PROBLEM DESCRIPTION:
Give the number of lines in this listing that contain "تدین", with no other words.

===== INFORMATION PROVIDED

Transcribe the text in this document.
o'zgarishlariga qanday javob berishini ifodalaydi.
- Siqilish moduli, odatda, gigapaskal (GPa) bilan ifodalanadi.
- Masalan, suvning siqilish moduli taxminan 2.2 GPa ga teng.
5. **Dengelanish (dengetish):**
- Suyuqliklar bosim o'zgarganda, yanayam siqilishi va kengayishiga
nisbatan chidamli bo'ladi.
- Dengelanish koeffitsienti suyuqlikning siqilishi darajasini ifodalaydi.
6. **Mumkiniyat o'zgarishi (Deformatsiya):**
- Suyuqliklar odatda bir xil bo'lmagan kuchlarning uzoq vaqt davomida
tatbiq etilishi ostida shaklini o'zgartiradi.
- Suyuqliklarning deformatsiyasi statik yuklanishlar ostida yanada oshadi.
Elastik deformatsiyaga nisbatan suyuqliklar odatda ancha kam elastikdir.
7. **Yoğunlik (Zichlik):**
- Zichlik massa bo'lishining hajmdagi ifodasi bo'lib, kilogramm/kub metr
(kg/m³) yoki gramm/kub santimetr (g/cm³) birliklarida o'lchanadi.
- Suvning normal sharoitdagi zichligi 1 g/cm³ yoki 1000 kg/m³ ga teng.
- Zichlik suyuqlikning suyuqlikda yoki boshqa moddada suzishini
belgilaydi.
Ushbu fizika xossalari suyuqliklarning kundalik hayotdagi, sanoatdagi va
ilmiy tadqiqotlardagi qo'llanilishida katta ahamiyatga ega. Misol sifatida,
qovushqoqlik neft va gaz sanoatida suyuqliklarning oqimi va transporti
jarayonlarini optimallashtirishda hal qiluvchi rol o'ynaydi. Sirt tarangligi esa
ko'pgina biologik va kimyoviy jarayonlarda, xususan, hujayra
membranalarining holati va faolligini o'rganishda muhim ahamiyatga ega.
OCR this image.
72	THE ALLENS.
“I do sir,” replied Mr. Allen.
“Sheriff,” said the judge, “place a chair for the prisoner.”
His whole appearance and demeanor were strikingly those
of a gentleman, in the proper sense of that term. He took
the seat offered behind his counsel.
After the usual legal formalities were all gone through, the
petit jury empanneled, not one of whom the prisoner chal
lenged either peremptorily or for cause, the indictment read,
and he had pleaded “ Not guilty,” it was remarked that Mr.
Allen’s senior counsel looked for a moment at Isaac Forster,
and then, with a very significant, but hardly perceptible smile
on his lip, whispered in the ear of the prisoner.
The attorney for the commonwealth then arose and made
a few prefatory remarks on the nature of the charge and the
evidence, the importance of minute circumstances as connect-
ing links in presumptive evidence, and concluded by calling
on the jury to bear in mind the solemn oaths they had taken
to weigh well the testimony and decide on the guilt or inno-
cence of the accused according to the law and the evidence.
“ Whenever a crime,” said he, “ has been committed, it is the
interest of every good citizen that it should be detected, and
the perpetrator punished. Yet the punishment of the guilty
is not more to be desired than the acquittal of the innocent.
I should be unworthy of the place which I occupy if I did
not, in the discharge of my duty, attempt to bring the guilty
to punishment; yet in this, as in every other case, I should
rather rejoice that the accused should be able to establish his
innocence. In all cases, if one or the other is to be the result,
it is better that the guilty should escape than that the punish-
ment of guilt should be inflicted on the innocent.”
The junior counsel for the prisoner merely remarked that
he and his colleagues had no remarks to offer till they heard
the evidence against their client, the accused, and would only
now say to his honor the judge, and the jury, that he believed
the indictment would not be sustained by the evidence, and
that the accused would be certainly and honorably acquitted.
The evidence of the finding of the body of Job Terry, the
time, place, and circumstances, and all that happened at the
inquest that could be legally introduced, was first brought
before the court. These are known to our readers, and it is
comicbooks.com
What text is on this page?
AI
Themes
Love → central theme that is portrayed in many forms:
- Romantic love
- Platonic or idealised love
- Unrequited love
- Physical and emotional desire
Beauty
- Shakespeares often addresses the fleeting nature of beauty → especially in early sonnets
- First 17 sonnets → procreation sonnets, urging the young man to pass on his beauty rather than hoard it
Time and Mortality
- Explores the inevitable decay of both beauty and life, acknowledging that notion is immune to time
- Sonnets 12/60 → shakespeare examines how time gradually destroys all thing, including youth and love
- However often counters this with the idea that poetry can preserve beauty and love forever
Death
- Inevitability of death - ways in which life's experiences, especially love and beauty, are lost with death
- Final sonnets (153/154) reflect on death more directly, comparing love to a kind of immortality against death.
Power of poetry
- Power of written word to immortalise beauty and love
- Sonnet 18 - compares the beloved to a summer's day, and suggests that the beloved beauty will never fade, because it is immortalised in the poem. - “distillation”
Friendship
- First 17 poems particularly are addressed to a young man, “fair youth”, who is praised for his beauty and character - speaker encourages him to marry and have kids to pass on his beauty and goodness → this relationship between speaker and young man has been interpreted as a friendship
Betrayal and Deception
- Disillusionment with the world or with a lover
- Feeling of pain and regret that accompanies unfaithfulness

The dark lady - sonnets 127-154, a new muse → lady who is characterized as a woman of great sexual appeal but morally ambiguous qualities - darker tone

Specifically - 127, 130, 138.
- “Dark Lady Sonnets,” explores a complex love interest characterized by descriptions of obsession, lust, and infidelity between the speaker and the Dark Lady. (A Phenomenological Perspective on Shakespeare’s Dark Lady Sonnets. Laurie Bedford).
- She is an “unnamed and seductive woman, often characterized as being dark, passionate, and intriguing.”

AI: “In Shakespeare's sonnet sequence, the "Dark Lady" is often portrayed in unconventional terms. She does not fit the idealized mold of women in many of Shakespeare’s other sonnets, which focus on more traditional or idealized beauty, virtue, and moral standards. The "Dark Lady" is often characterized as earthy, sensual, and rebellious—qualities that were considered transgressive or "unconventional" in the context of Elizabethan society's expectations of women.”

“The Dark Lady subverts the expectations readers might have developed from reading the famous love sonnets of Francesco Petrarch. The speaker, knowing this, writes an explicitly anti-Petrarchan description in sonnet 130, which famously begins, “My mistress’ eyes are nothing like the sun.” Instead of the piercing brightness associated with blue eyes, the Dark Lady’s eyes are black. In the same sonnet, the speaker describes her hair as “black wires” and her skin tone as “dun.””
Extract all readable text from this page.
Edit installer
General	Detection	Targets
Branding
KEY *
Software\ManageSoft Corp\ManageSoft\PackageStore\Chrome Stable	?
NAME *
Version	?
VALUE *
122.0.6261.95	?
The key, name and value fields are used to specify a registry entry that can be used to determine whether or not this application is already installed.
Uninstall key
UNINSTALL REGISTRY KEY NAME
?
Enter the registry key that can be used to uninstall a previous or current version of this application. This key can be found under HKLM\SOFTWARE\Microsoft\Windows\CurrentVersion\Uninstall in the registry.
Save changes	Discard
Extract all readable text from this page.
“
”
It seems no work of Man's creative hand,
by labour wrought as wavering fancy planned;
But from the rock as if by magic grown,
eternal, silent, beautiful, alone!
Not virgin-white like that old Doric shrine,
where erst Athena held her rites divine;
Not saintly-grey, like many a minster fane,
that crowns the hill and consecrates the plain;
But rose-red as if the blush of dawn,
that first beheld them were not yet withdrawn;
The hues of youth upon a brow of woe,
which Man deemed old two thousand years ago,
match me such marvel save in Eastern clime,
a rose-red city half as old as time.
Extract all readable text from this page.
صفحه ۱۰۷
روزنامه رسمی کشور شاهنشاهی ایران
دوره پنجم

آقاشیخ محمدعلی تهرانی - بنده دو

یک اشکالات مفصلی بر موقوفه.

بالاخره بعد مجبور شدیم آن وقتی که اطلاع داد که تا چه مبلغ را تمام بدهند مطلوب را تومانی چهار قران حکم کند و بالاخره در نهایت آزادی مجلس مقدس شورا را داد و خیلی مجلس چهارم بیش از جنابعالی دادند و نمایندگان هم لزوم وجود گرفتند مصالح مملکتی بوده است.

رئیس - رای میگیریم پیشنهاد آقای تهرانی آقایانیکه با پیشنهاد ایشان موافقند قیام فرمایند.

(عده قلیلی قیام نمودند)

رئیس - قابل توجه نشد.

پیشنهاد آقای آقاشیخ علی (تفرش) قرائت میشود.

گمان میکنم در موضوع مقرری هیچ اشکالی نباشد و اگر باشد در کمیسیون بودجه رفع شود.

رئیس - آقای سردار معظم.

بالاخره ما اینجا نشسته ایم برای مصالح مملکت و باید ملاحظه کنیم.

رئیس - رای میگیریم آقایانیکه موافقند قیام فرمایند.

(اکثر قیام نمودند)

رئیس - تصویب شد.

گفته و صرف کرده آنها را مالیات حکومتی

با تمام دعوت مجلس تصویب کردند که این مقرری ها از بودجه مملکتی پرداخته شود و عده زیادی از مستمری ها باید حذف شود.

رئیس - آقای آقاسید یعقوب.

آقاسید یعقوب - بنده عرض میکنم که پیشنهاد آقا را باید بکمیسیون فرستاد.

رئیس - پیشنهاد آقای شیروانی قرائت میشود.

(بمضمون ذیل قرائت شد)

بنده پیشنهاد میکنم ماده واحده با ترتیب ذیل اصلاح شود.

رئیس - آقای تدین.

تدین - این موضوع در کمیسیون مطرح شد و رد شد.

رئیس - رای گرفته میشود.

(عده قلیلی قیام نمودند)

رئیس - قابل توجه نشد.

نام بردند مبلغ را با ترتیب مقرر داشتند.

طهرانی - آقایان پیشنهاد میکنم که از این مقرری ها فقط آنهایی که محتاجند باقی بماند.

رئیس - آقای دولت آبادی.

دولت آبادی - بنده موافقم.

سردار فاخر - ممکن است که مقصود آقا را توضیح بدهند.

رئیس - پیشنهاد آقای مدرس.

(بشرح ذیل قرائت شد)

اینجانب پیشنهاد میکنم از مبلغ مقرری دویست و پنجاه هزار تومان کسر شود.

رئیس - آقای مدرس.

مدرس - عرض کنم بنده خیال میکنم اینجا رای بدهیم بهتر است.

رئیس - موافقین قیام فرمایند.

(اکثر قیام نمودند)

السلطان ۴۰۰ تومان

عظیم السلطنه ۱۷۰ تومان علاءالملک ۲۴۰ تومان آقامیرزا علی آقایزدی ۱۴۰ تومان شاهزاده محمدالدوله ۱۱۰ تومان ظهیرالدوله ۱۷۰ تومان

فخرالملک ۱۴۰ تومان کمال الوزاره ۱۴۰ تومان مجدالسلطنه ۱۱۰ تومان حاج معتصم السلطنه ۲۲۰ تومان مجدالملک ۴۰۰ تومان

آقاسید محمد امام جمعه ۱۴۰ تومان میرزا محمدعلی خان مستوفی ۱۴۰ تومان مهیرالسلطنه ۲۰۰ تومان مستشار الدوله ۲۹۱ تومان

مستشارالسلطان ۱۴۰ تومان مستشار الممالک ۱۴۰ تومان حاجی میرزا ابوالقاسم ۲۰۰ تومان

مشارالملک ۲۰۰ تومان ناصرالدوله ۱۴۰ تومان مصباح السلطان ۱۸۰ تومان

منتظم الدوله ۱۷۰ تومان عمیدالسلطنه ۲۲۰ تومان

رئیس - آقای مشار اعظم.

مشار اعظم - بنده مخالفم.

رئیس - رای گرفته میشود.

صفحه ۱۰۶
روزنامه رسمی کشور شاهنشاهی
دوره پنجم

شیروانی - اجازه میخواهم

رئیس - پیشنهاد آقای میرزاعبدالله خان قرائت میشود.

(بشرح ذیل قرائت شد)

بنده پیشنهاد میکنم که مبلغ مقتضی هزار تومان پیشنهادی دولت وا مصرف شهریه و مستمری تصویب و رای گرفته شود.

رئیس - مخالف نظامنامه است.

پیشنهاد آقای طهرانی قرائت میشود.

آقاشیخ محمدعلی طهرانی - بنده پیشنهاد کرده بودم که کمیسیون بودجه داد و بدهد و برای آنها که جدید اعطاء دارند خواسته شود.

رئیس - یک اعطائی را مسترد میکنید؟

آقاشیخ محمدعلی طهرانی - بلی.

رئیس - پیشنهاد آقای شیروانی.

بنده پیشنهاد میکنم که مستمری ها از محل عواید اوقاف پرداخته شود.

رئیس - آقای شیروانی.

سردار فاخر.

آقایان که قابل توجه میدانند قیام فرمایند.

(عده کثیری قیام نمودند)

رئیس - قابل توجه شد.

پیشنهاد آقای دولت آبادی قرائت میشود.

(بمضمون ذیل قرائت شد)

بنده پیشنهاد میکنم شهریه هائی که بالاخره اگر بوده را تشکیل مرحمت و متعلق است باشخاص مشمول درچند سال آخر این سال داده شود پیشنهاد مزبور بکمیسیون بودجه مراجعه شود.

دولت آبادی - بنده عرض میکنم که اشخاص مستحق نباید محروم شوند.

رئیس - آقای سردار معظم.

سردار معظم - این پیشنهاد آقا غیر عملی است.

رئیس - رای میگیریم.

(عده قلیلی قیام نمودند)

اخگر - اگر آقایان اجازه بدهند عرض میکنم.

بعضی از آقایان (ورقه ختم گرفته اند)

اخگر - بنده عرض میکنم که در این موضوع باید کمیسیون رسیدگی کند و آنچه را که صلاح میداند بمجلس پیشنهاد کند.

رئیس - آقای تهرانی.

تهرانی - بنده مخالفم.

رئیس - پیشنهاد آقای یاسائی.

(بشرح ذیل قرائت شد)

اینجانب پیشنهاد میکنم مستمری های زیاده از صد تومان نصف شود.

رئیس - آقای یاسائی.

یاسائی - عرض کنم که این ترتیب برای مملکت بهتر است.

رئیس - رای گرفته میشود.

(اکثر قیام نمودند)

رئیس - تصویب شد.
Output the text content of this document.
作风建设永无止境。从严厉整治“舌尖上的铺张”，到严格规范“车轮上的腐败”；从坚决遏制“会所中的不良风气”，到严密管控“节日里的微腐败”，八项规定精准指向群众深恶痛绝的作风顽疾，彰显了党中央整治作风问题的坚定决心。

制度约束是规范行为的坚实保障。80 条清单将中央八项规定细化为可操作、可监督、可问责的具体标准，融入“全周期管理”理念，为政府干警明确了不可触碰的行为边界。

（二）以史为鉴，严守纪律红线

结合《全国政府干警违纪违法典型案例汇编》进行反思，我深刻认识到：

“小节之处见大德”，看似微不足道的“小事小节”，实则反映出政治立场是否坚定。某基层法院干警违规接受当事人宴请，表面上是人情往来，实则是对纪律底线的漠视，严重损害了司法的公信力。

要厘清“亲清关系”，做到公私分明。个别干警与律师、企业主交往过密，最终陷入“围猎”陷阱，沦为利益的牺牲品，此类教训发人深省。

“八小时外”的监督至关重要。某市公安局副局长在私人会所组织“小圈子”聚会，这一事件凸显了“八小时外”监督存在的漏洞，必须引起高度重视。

==========

ANSWER:
2